Dataset rows

* * * * * * *

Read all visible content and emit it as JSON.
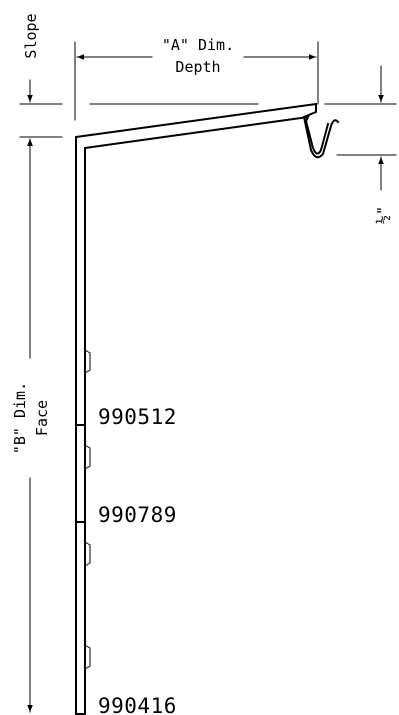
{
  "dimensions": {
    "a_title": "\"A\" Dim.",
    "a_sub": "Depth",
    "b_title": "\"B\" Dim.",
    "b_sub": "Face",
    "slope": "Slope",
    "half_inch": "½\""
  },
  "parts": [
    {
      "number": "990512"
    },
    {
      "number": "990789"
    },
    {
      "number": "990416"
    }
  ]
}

* * * * * * *

_Given problem_
Pictures are excluded; copy every other part of the records exactly.

_Expected answer_
Read all visible content and emit it as JSON.
{
  "dimensions": {
    "a_title": "\"A\" Dim.",
    "a_sub": "Depth",
    "b_title": "\"B\" Dim.",
    "b_sub": "Face",
    "slope": "Slope",
    "half_inch": "½\""
  },
  "parts": [
    {
      "number": "990512"
    },
    {
      "number": "990789"
    },
    {
      "number": "990416"
    }
  ]
}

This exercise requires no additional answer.